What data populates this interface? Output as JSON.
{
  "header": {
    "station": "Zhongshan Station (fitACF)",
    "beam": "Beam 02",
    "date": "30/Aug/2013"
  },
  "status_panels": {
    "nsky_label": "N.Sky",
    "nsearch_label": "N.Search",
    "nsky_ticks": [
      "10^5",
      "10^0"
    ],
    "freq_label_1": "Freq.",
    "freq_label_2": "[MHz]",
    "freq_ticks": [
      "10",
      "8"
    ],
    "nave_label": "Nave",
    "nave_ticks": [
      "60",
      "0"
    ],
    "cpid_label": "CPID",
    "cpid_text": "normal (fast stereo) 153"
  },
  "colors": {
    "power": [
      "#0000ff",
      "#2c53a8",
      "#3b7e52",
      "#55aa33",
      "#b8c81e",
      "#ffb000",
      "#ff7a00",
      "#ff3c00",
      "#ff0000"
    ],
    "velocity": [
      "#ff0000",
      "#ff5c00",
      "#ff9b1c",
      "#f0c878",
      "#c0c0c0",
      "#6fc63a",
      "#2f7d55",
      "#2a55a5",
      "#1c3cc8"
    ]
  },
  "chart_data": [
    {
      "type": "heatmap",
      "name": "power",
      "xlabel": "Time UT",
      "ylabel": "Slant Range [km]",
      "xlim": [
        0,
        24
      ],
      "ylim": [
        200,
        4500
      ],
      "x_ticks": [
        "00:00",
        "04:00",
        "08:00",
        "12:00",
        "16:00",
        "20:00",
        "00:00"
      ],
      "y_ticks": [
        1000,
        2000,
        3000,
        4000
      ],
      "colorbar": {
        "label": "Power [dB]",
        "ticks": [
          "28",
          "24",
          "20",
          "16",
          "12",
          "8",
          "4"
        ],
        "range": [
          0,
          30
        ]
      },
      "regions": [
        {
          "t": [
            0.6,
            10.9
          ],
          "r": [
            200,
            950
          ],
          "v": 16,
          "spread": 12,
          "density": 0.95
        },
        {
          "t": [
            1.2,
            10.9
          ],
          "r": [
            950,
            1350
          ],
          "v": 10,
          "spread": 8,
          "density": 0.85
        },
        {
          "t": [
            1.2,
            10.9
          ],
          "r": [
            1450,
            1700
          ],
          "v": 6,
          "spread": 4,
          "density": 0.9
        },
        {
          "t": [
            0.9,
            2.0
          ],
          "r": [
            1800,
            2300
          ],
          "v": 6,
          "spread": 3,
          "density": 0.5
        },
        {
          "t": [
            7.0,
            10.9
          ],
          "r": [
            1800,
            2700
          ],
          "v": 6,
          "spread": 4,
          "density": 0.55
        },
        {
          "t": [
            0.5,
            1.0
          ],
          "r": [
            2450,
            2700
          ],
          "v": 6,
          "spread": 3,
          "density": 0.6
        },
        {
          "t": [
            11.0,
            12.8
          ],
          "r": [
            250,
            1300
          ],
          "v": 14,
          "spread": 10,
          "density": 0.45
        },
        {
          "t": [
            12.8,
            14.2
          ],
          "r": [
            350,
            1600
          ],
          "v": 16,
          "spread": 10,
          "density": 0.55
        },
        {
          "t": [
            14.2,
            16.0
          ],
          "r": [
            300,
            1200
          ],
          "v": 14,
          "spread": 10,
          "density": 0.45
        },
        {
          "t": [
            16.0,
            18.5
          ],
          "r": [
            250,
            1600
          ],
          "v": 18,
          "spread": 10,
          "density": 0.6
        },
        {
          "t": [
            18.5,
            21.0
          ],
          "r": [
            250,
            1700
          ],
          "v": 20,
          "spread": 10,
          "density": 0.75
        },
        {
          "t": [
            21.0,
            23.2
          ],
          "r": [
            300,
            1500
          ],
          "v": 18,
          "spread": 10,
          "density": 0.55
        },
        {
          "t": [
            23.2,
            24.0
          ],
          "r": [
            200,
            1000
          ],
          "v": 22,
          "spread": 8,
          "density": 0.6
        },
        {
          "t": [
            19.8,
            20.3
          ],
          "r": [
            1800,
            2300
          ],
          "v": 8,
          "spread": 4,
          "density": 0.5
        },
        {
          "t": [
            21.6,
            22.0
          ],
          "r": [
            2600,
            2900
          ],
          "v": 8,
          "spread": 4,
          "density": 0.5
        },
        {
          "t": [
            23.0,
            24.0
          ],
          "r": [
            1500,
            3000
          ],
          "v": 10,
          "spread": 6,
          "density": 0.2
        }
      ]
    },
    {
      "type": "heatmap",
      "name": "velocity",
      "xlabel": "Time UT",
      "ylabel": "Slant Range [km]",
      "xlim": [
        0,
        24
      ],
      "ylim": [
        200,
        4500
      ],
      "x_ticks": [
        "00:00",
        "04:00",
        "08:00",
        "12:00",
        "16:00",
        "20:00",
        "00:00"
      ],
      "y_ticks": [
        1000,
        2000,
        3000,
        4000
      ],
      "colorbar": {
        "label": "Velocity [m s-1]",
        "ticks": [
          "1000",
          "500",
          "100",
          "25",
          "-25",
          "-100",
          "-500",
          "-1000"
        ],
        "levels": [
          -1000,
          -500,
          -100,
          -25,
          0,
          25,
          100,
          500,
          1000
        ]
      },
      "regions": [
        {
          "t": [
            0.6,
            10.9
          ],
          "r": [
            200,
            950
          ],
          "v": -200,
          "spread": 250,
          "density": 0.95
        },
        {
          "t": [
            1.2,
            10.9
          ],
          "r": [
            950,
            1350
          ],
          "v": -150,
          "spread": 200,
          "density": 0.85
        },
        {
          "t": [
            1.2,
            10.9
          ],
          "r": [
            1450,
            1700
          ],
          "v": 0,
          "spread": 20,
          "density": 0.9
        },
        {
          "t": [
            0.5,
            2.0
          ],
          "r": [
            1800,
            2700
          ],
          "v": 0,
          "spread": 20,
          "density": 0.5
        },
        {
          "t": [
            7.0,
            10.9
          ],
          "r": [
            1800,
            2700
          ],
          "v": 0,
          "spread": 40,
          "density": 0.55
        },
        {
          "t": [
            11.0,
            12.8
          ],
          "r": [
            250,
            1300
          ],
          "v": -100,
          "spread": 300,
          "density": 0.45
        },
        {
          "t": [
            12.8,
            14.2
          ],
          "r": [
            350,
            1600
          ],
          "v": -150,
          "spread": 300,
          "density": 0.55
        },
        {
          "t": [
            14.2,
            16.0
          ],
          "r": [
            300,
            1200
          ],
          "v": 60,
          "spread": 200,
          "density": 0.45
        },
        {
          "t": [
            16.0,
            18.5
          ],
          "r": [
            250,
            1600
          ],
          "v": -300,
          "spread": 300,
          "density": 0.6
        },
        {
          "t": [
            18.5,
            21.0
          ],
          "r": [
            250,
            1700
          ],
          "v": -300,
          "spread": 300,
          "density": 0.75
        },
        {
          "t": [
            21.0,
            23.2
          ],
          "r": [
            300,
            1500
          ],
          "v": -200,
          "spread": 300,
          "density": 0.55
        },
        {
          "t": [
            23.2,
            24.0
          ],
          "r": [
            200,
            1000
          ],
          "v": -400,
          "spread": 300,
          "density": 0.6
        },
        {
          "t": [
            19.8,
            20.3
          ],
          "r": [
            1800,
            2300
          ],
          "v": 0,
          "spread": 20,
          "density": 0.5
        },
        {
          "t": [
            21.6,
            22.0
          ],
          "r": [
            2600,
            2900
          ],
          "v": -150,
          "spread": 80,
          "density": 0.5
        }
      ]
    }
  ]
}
····················
## TASK DESCRIPTION
Copy out the whole listing exactly; please set it all down.

## RESPONSE BELOW
What data populates this interface? Output as JSON.
{
  "header": {
    "station": "Zhongshan Station (fitACF)",
    "beam": "Beam 02",
    "date": "30/Aug/2013"
  },
  "status_panels": {
    "nsky_label": "N.Sky",
    "nsearch_label": "N.Search",
    "nsky_ticks": [
      "10^5",
      "10^0"
    ],
    "freq_label_1": "Freq.",
    "freq_label_2": "[MHz]",
    "freq_ticks": [
      "10",
      "8"
    ],
    "nave_label": "Nave",
    "nave_ticks": [
      "60",
      "0"
    ],
    "cpid_label": "CPID",
    "cpid_text": "normal (fast stereo) 153"
  },
  "colors": {
    "power": [
      "#0000ff",
      "#2c53a8",
      "#3b7e52",
      "#55aa33",
      "#b8c81e",
      "#ffb000",
      "#ff7a00",
      "#ff3c00",
      "#ff0000"
    ],
    "velocity": [
      "#ff0000",
      "#ff5c00",
      "#ff9b1c",
      "#f0c878",
      "#c0c0c0",
      "#6fc63a",
      "#2f7d55",
      "#2a55a5",
      "#1c3cc8"
    ]
  },
  "chart_data": [
    {
      "type": "heatmap",
      "name": "power",
      "xlabel": "Time UT",
      "ylabel": "Slant Range [km]",
      "xlim": [
        0,
        24
      ],
      "ylim": [
        200,
        4500
      ],
      "x_ticks": [
        "00:00",
        "04:00",
        "08:00",
        "12:00",
        "16:00",
        "20:00",
        "00:00"
      ],
      "y_ticks": [
        1000,
        2000,
        3000,
        4000
      ],
      "colorbar": {
        "label": "Power [dB]",
        "ticks": [
          "28",
          "24",
          "20",
          "16",
          "12",
          "8",
          "4"
        ],
        "range": [
          0,
          30
        ]
      },
      "regions": [
        {
          "t": [
            0.6,
            10.9
          ],
          "r": [
            200,
            950
          ],
          "v": 16,
          "spread": 12,
          "density": 0.95
        },
        {
          "t": [
            1.2,
            10.9
          ],
          "r": [
            950,
            1350
          ],
          "v": 10,
          "spread": 8,
          "density": 0.85
        },
        {
          "t": [
            1.2,
            10.9
          ],
          "r": [
            1450,
            1700
          ],
          "v": 6,
          "spread": 4,
          "density": 0.9
        },
        {
          "t": [
            0.9,
            2.0
          ],
          "r": [
            1800,
            2300
          ],
          "v": 6,
          "spread": 3,
          "density": 0.5
        },
        {
          "t": [
            7.0,
            10.9
          ],
          "r": [
            1800,
            2700
          ],
          "v": 6,
          "spread": 4,
          "density": 0.55
        },
        {
          "t": [
            0.5,
            1.0
          ],
          "r": [
            2450,
            2700
          ],
          "v": 6,
          "spread": 3,
          "density": 0.6
        },
        {
          "t": [
            11.0,
            12.8
          ],
          "r": [
            250,
            1300
          ],
          "v": 14,
          "spread": 10,
          "density": 0.45
        },
        {
          "t": [
            12.8,
            14.2
          ],
          "r": [
            350,
            1600
          ],
          "v": 16,
          "spread": 10,
          "density": 0.55
        },
        {
          "t": [
            14.2,
            16.0
          ],
          "r": [
            300,
            1200
          ],
          "v": 14,
          "spread": 10,
          "density": 0.45
        },
        {
          "t": [
            16.0,
            18.5
          ],
          "r": [
            250,
            1600
          ],
          "v": 18,
          "spread": 10,
          "density": 0.6
        },
        {
          "t": [
            18.5,
            21.0
          ],
          "r": [
            250,
            1700
          ],
          "v": 20,
          "spread": 10,
          "density": 0.75
        },
        {
          "t": [
            21.0,
            23.2
          ],
          "r": [
            300,
            1500
          ],
          "v": 18,
          "spread": 10,
          "density": 0.55
        },
        {
          "t": [
            23.2,
            24.0
          ],
          "r": [
            200,
            1000
          ],
          "v": 22,
          "spread": 8,
          "density": 0.6
        },
        {
          "t": [
            19.8,
            20.3
          ],
          "r": [
            1800,
            2300
          ],
          "v": 8,
          "spread": 4,
          "density": 0.5
        },
        {
          "t": [
            21.6,
            22.0
          ],
          "r": [
            2600,
            2900
          ],
          "v": 8,
          "spread": 4,
          "density": 0.5
        },
        {
          "t": [
            23.0,
            24.0
          ],
          "r": [
            1500,
            3000
          ],
          "v": 10,
          "spread": 6,
          "density": 0.2
        }
      ]
    },
    {
      "type": "heatmap",
      "name": "velocity",
      "xlabel": "Time UT",
      "ylabel": "Slant Range [km]",
      "xlim": [
        0,
        24
      ],
      "ylim": [
        200,
        4500
      ],
      "x_ticks": [
        "00:00",
        "04:00",
        "08:00",
        "12:00",
        "16:00",
        "20:00",
        "00:00"
      ],
      "y_ticks": [
        1000,
        2000,
        3000,
        4000
      ],
      "colorbar": {
        "label": "Velocity [m s-1]",
        "ticks": [
          "1000",
          "500",
          "100",
          "25",
          "-25",
          "-100",
          "-500",
          "-1000"
        ],
        "levels": [
          -1000,
          -500,
          -100,
          -25,
          0,
          25,
          100,
          500,
          1000
        ]
      },
      "regions": [
        {
          "t": [
            0.6,
            10.9
          ],
          "r": [
            200,
            950
          ],
          "v": -200,
          "spread": 250,
          "density": 0.95
        },
        {
          "t": [
            1.2,
            10.9
          ],
          "r": [
            950,
            1350
          ],
          "v": -150,
          "spread": 200,
          "density": 0.85
        },
        {
          "t": [
            1.2,
            10.9
          ],
          "r": [
            1450,
            1700
          ],
          "v": 0,
          "spread": 20,
          "density": 0.9
        },
        {
          "t": [
            0.5,
            2.0
          ],
          "r": [
            1800,
            2700
          ],
          "v": 0,
          "spread": 20,
          "density": 0.5
        },
        {
          "t": [
            7.0,
            10.9
          ],
          "r": [
            1800,
            2700
          ],
          "v": 0,
          "spread": 40,
          "density": 0.55
        },
        {
          "t": [
            11.0,
            12.8
          ],
          "r": [
            250,
            1300
          ],
          "v": -100,
          "spread": 300,
          "density": 0.45
        },
        {
          "t": [
            12.8,
            14.2
          ],
          "r": [
            350,
            1600
          ],
          "v": -150,
          "spread": 300,
          "density": 0.55
        },
        {
          "t": [
            14.2,
            16.0
          ],
          "r": [
            300,
            1200
          ],
          "v": 60,
          "spread": 200,
          "density": 0.45
        },
        {
          "t": [
            16.0,
            18.5
          ],
          "r": [
            250,
            1600
          ],
          "v": -300,
          "spread": 300,
          "density": 0.6
        },
        {
          "t": [
            18.5,
            21.0
          ],
          "r": [
            250,
            1700
          ],
          "v": -300,
          "spread": 300,
          "density": 0.75
        },
        {
          "t": [
            21.0,
            23.2
          ],
          "r": [
            300,
            1500
          ],
          "v": -200,
          "spread": 300,
          "density": 0.55
        },
        {
          "t": [
            23.2,
            24.0
          ],
          "r": [
            200,
            1000
          ],
          "v": -400,
          "spread": 300,
          "density": 0.6
        },
        {
          "t": [
            19.8,
            20.3
          ],
          "r": [
            1800,
            2300
          ],
          "v": 0,
          "spread": 20,
          "density": 0.5
        },
        {
          "t": [
            21.6,
            22.0
          ],
          "r": [
            2600,
            2900
          ],
          "v": -150,
          "spread": 80,
          "density": 0.5
        }
      ]
    }
  ]
}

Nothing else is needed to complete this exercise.